The records
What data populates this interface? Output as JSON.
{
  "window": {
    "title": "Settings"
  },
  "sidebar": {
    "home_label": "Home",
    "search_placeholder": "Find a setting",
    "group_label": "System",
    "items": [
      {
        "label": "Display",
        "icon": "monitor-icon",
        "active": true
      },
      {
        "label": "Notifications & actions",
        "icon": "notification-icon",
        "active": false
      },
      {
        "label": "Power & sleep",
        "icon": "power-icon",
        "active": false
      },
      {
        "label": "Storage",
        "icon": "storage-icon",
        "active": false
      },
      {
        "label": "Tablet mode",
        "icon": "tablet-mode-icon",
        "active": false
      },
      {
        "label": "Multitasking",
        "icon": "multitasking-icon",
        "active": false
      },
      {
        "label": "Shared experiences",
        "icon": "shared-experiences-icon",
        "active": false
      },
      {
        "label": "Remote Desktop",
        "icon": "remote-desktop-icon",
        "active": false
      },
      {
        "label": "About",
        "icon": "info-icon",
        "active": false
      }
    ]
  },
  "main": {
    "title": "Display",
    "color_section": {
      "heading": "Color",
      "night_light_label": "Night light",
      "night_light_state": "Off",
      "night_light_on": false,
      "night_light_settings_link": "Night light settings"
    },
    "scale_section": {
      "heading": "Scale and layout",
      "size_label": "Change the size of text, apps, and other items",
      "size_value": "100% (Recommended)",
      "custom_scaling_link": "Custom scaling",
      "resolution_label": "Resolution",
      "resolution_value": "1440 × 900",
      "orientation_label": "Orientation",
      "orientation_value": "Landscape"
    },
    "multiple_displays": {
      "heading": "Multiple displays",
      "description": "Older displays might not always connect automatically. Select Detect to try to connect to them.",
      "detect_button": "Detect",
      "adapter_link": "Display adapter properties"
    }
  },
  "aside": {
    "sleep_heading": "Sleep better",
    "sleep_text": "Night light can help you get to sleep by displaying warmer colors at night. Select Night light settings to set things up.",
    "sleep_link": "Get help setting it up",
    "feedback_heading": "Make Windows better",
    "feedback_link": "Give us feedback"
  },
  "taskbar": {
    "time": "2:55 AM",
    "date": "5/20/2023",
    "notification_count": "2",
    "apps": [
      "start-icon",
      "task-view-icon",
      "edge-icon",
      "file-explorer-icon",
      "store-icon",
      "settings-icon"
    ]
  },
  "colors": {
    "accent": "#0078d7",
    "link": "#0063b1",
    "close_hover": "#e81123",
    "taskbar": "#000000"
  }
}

---

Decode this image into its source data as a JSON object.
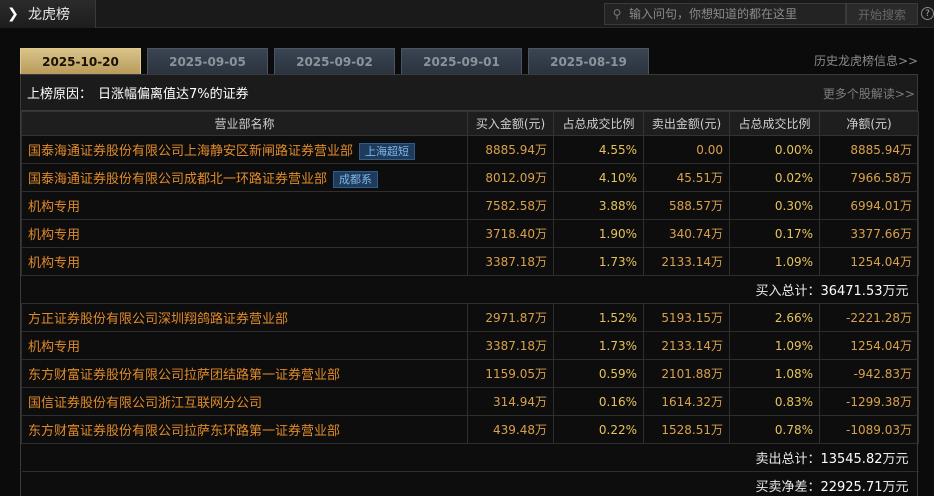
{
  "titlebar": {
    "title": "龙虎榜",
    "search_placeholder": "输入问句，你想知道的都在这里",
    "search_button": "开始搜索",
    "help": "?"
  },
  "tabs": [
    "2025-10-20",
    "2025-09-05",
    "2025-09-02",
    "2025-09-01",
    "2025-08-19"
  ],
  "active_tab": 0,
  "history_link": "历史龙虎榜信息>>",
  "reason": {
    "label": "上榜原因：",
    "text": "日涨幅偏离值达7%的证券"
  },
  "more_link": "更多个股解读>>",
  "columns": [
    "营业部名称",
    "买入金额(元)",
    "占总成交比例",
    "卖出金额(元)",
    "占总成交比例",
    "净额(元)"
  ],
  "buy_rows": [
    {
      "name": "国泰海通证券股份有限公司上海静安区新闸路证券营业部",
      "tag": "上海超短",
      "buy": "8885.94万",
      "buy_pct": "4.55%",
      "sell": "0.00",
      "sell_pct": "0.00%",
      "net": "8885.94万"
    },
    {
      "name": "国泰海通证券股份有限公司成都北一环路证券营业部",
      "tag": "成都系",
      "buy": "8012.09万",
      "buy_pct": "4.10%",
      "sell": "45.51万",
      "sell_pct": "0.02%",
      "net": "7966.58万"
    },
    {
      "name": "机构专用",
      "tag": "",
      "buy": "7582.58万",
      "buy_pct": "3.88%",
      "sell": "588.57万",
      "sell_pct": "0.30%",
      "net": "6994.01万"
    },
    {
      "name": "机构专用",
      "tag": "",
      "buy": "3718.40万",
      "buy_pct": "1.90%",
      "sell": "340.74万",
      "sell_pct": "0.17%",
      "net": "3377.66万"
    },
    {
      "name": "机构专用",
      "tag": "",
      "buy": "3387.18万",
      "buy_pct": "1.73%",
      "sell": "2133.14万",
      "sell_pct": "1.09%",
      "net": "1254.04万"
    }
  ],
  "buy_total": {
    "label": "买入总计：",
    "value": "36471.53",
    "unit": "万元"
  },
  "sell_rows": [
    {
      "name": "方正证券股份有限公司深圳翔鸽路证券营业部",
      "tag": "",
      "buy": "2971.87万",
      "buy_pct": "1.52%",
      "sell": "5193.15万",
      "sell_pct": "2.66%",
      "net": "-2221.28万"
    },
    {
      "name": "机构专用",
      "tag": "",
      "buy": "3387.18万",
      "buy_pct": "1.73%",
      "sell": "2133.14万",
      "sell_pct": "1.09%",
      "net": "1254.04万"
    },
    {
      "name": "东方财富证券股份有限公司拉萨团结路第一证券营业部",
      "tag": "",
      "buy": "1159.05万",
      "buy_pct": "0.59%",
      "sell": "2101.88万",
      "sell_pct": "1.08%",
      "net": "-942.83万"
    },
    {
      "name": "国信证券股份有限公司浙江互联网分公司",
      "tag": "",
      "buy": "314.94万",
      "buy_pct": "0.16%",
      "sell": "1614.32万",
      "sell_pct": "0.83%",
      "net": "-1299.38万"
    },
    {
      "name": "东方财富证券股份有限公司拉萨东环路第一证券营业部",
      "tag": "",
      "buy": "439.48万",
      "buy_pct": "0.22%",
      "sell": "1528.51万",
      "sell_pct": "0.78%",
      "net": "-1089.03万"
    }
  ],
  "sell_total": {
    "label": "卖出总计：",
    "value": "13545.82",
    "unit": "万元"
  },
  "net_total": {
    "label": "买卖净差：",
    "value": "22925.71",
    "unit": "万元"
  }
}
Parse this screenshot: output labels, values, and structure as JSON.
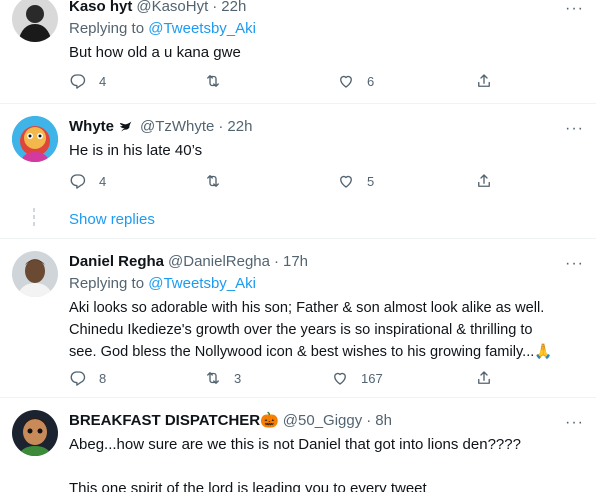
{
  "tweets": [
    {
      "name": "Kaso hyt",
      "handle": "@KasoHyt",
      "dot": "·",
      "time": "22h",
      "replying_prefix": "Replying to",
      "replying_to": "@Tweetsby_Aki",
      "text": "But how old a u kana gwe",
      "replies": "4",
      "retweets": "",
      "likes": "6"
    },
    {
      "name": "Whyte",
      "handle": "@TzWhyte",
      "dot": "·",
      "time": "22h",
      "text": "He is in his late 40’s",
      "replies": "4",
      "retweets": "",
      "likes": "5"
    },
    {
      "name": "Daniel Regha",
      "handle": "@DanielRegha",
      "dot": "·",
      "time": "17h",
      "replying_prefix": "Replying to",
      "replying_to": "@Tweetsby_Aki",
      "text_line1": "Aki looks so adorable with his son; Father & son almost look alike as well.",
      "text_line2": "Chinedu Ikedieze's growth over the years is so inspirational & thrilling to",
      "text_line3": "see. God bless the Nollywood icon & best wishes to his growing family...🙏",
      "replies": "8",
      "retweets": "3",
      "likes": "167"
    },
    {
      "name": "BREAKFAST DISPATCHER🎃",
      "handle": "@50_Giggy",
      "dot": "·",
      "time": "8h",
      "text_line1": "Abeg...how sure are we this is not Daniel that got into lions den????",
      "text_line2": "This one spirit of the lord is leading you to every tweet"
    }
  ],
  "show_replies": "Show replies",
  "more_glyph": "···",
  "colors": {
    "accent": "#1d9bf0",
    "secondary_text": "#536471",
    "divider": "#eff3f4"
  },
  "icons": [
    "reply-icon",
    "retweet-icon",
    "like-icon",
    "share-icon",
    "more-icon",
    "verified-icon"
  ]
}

Task prompt
Filter the records down to the lines that contain the string "Detect", and copy those lines.

Worked answer
      "description": "Older displays might not always connect automatically. Select Detect to try to connect to them.",
      "detect_button": "Detect",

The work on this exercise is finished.